### THE REQUEST
Repeat the entries below exactly as they appear, with no pictures.

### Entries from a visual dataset
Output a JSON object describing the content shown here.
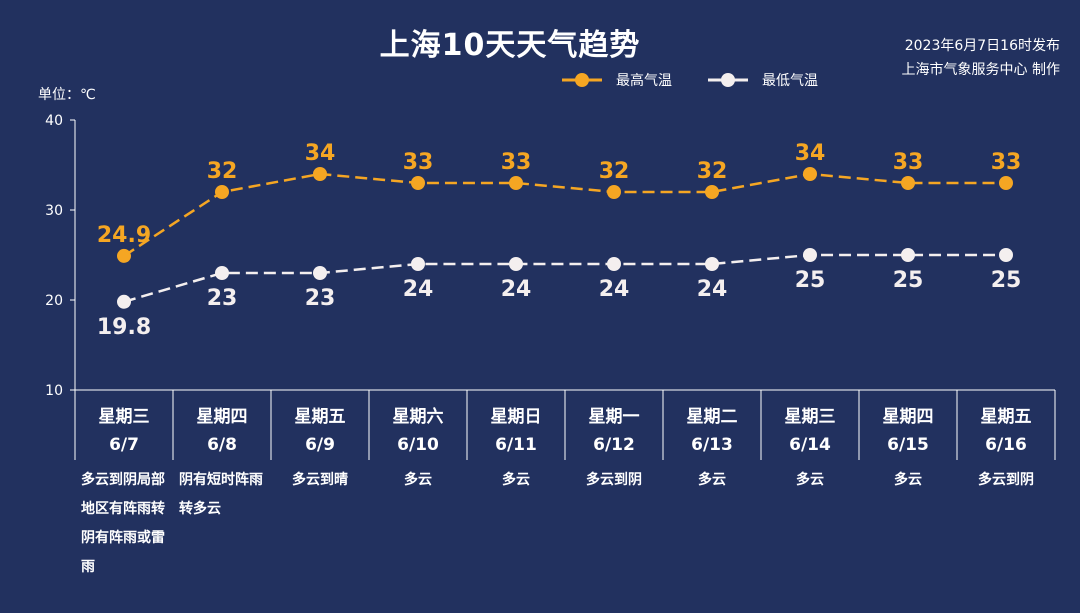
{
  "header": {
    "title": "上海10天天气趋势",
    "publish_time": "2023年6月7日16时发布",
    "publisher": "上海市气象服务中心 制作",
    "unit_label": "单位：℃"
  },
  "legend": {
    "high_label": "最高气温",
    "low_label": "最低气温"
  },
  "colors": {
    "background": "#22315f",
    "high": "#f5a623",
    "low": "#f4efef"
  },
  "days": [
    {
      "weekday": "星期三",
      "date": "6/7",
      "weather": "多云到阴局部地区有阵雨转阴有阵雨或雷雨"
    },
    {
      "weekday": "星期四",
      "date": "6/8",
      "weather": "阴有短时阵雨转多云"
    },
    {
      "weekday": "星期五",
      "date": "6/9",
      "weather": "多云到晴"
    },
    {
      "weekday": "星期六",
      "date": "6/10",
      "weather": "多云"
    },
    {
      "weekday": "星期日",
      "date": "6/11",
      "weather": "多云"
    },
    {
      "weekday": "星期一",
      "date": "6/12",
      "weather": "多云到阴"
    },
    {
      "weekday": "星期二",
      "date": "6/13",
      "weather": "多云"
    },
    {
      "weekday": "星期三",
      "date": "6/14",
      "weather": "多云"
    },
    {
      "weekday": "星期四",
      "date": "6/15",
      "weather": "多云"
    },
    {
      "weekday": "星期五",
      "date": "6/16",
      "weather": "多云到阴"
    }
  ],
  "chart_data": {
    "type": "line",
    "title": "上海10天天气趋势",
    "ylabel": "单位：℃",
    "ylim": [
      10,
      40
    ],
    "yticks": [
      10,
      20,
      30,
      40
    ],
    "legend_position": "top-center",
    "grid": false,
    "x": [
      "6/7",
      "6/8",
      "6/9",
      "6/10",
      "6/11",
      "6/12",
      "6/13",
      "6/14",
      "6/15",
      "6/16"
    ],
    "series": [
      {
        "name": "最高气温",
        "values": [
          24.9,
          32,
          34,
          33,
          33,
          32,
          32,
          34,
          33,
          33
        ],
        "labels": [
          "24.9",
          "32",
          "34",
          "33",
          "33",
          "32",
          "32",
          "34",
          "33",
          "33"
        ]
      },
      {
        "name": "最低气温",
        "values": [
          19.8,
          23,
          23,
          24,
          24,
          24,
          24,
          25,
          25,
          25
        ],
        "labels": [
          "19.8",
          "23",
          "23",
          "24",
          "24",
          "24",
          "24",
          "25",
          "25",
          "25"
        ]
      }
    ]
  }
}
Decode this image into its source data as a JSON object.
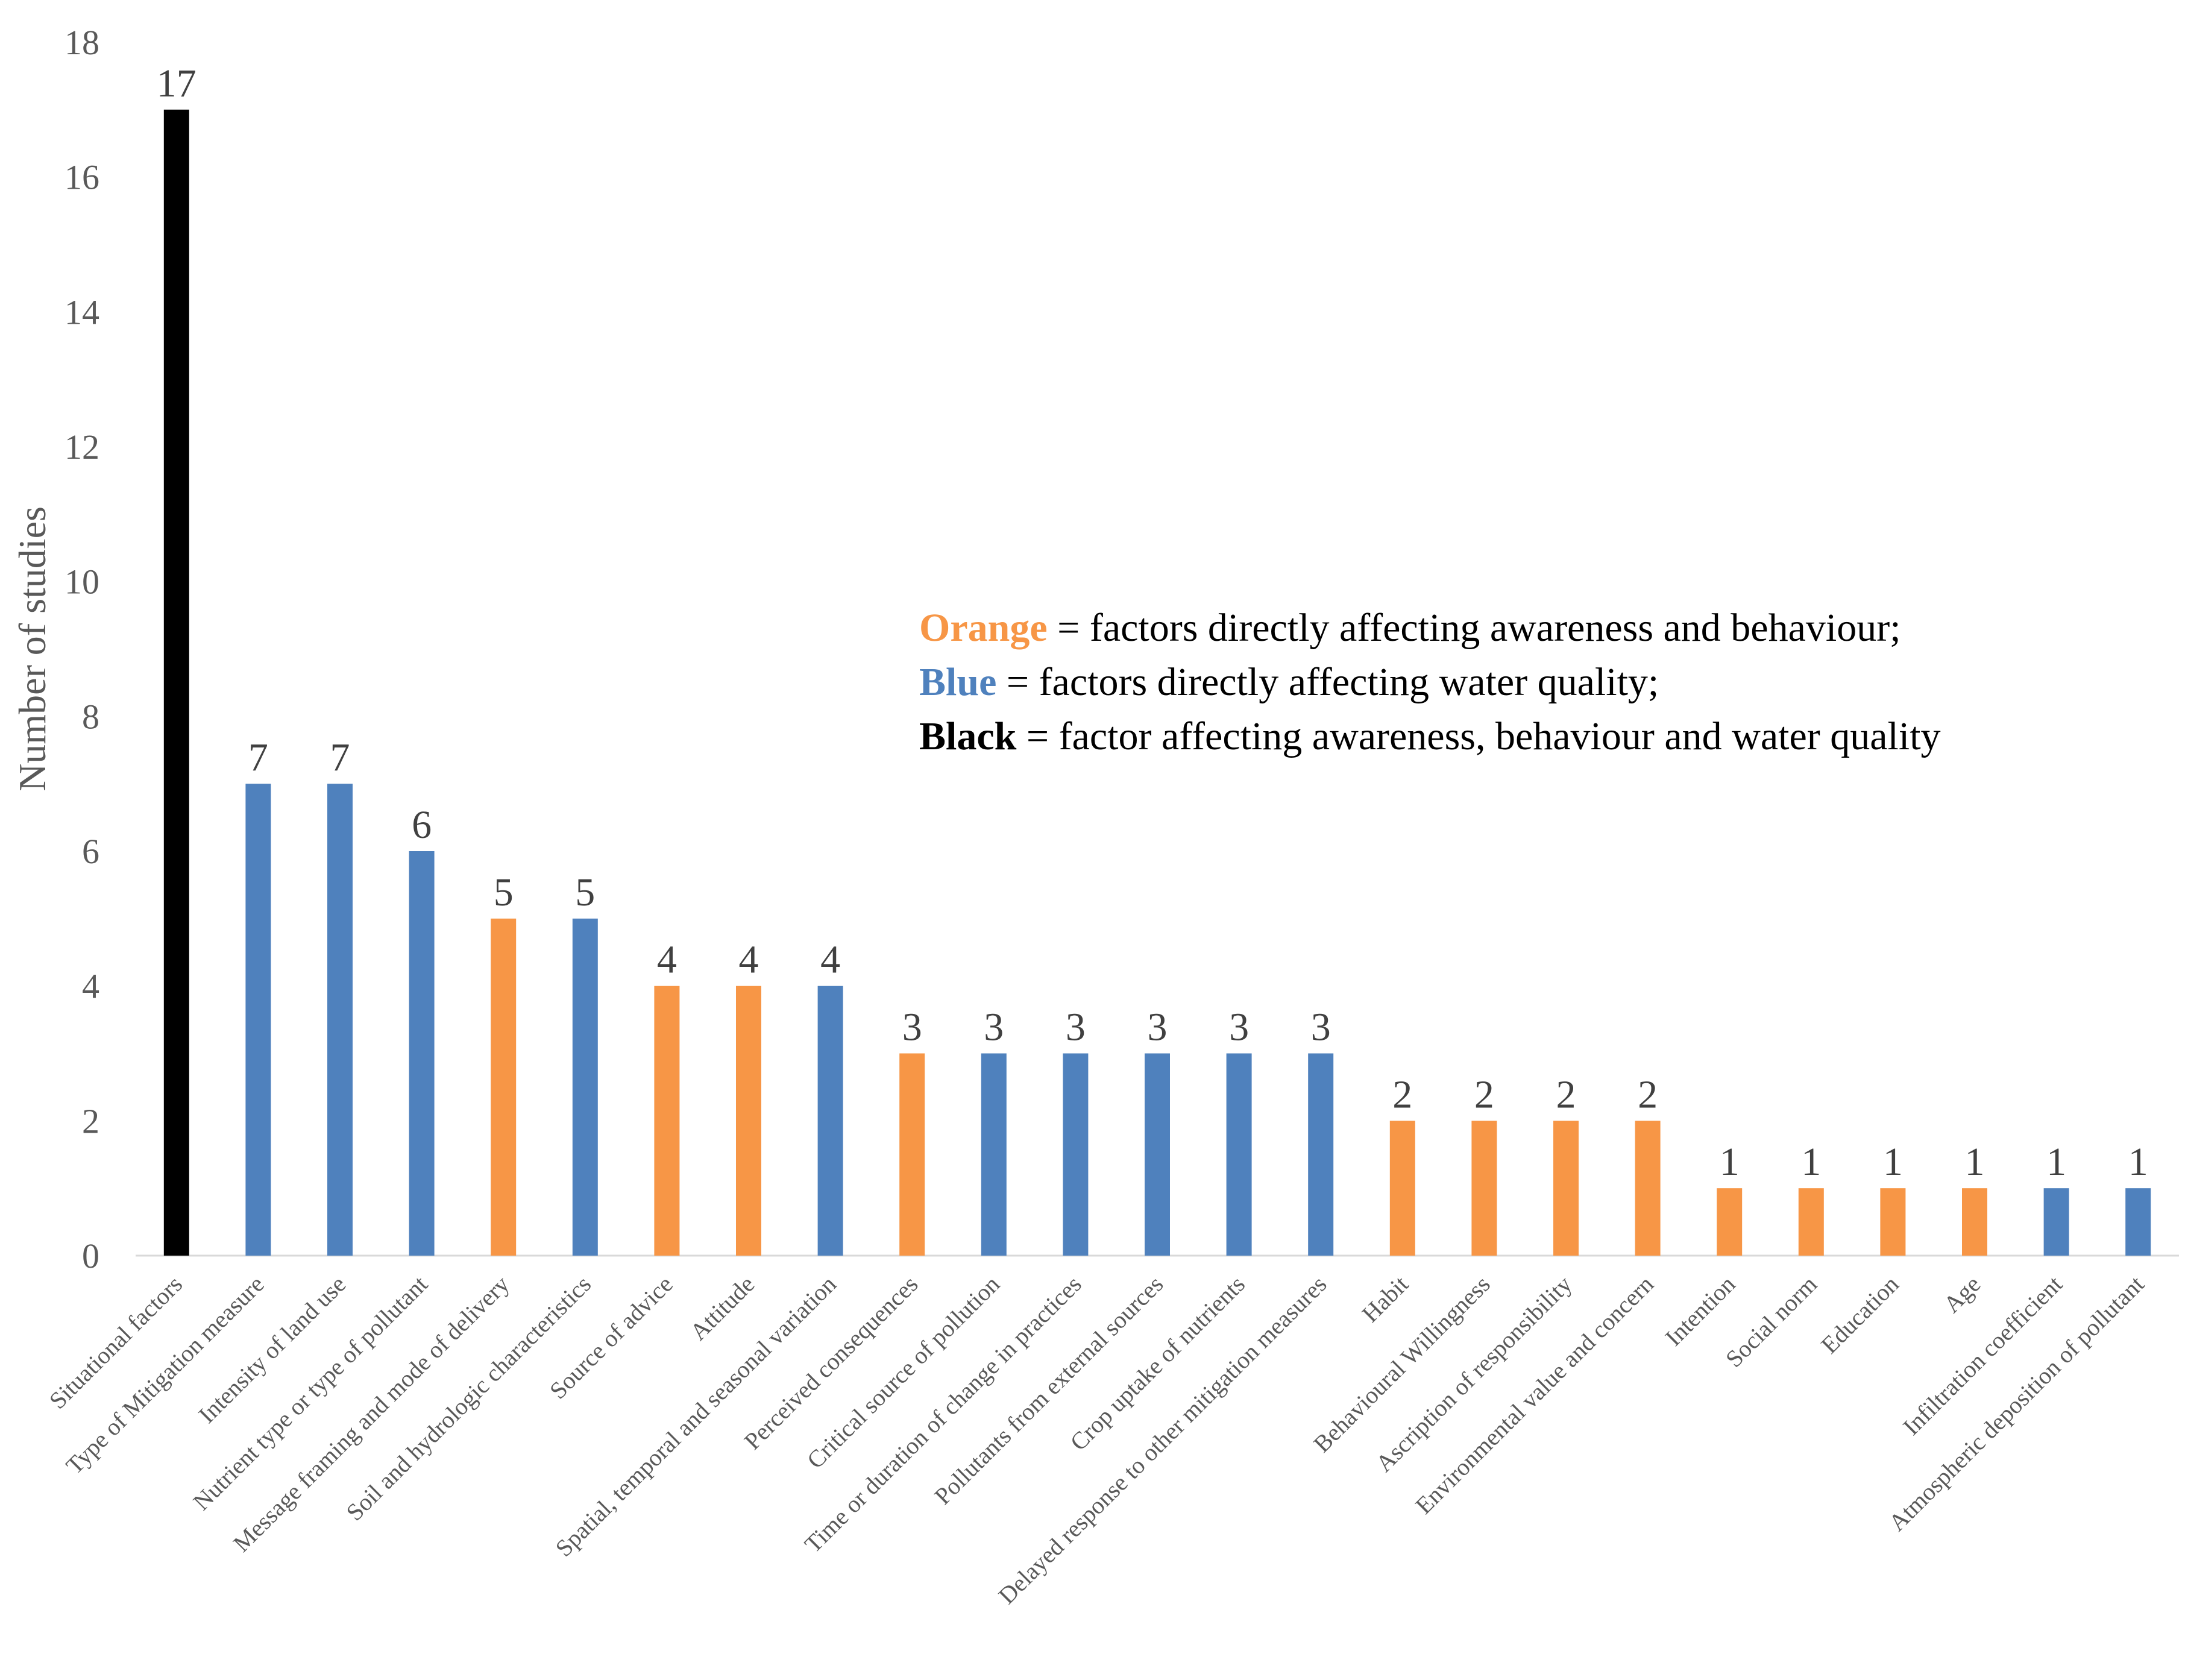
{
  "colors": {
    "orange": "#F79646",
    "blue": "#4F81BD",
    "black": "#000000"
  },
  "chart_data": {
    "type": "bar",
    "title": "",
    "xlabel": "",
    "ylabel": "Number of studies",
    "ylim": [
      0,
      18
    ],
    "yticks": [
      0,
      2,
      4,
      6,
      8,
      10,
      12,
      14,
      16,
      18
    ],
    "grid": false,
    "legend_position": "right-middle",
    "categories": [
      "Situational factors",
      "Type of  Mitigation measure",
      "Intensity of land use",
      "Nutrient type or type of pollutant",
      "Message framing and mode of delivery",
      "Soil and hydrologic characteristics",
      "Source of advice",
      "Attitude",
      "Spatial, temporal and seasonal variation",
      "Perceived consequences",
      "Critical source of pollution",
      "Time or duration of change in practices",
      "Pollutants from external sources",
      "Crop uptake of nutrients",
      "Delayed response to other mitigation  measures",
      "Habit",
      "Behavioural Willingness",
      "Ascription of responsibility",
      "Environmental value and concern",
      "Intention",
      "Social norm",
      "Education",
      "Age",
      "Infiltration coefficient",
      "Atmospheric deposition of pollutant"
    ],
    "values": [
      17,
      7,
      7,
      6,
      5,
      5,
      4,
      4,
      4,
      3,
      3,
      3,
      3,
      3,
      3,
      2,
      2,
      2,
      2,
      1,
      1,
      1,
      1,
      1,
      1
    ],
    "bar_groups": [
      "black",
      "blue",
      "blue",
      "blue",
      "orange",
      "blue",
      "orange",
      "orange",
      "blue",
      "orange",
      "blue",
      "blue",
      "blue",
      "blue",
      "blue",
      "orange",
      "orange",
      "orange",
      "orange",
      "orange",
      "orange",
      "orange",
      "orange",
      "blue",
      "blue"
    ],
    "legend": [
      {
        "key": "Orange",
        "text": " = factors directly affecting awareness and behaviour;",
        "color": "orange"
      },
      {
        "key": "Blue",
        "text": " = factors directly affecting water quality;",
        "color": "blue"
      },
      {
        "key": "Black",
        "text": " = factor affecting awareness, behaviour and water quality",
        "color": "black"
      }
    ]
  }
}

### OUTPUT FOR THIS TASK
Output a JSON object describing the content shown here.
{
  "header": {
    "title": "上海10天天气趋势",
    "publish_time": "2023年6月7日16时发布",
    "publisher": "上海市气象服务中心 制作",
    "unit_label": "单位：℃"
  },
  "legend": {
    "high_label": "最高气温",
    "low_label": "最低气温"
  },
  "colors": {
    "background": "#22315f",
    "high": "#f5a623",
    "low": "#f4efef"
  },
  "days": [
    {
      "weekday": "星期三",
      "date": "6/7",
      "weather": "多云到阴局部地区有阵雨转阴有阵雨或雷雨"
    },
    {
      "weekday": "星期四",
      "date": "6/8",
      "weather": "阴有短时阵雨转多云"
    },
    {
      "weekday": "星期五",
      "date": "6/9",
      "weather": "多云到晴"
    },
    {
      "weekday": "星期六",
      "date": "6/10",
      "weather": "多云"
    },
    {
      "weekday": "星期日",
      "date": "6/11",
      "weather": "多云"
    },
    {
      "weekday": "星期一",
      "date": "6/12",
      "weather": "多云到阴"
    },
    {
      "weekday": "星期二",
      "date": "6/13",
      "weather": "多云"
    },
    {
      "weekday": "星期三",
      "date": "6/14",
      "weather": "多云"
    },
    {
      "weekday": "星期四",
      "date": "6/15",
      "weather": "多云"
    },
    {
      "weekday": "星期五",
      "date": "6/16",
      "weather": "多云到阴"
    }
  ],
  "chart_data": {
    "type": "line",
    "title": "上海10天天气趋势",
    "ylabel": "单位：℃",
    "ylim": [
      10,
      40
    ],
    "yticks": [
      10,
      20,
      30,
      40
    ],
    "legend_position": "top-center",
    "grid": false,
    "x": [
      "6/7",
      "6/8",
      "6/9",
      "6/10",
      "6/11",
      "6/12",
      "6/13",
      "6/14",
      "6/15",
      "6/16"
    ],
    "series": [
      {
        "name": "最高气温",
        "values": [
          24.9,
          32,
          34,
          33,
          33,
          32,
          32,
          34,
          33,
          33
        ],
        "labels": [
          "24.9",
          "32",
          "34",
          "33",
          "33",
          "32",
          "32",
          "34",
          "33",
          "33"
        ]
      },
      {
        "name": "最低气温",
        "values": [
          19.8,
          23,
          23,
          24,
          24,
          24,
          24,
          25,
          25,
          25
        ],
        "labels": [
          "19.8",
          "23",
          "23",
          "24",
          "24",
          "24",
          "24",
          "25",
          "25",
          "25"
        ]
      }
    ]
  }
}
Decode this image into its source data as a JSON object.
{
  "colors": {
    "orange": "#F79646",
    "blue": "#4F81BD",
    "black": "#000000"
  },
  "chart_data": {
    "type": "bar",
    "title": "",
    "xlabel": "",
    "ylabel": "Number of studies",
    "ylim": [
      0,
      18
    ],
    "yticks": [
      0,
      2,
      4,
      6,
      8,
      10,
      12,
      14,
      16,
      18
    ],
    "grid": false,
    "legend_position": "right-middle",
    "categories": [
      "Situational factors",
      "Type of  Mitigation measure",
      "Intensity of land use",
      "Nutrient type or type of pollutant",
      "Message framing and mode of delivery",
      "Soil and hydrologic characteristics",
      "Source of advice",
      "Attitude",
      "Spatial, temporal and seasonal variation",
      "Perceived consequences",
      "Critical source of pollution",
      "Time or duration of change in practices",
      "Pollutants from external sources",
      "Crop uptake of nutrients",
      "Delayed response to other mitigation  measures",
      "Habit",
      "Behavioural Willingness",
      "Ascription of responsibility",
      "Environmental value and concern",
      "Intention",
      "Social norm",
      "Education",
      "Age",
      "Infiltration coefficient",
      "Atmospheric deposition of pollutant"
    ],
    "values": [
      17,
      7,
      7,
      6,
      5,
      5,
      4,
      4,
      4,
      3,
      3,
      3,
      3,
      3,
      3,
      2,
      2,
      2,
      2,
      1,
      1,
      1,
      1,
      1,
      1
    ],
    "bar_groups": [
      "black",
      "blue",
      "blue",
      "blue",
      "orange",
      "blue",
      "orange",
      "orange",
      "blue",
      "orange",
      "blue",
      "blue",
      "blue",
      "blue",
      "blue",
      "orange",
      "orange",
      "orange",
      "orange",
      "orange",
      "orange",
      "orange",
      "orange",
      "blue",
      "blue"
    ],
    "legend": [
      {
        "key": "Orange",
        "text": " = factors directly affecting awareness and behaviour;",
        "color": "orange"
      },
      {
        "key": "Blue",
        "text": " = factors directly affecting water quality;",
        "color": "blue"
      },
      {
        "key": "Black",
        "text": " = factor affecting awareness, behaviour and water quality",
        "color": "black"
      }
    ]
  }
}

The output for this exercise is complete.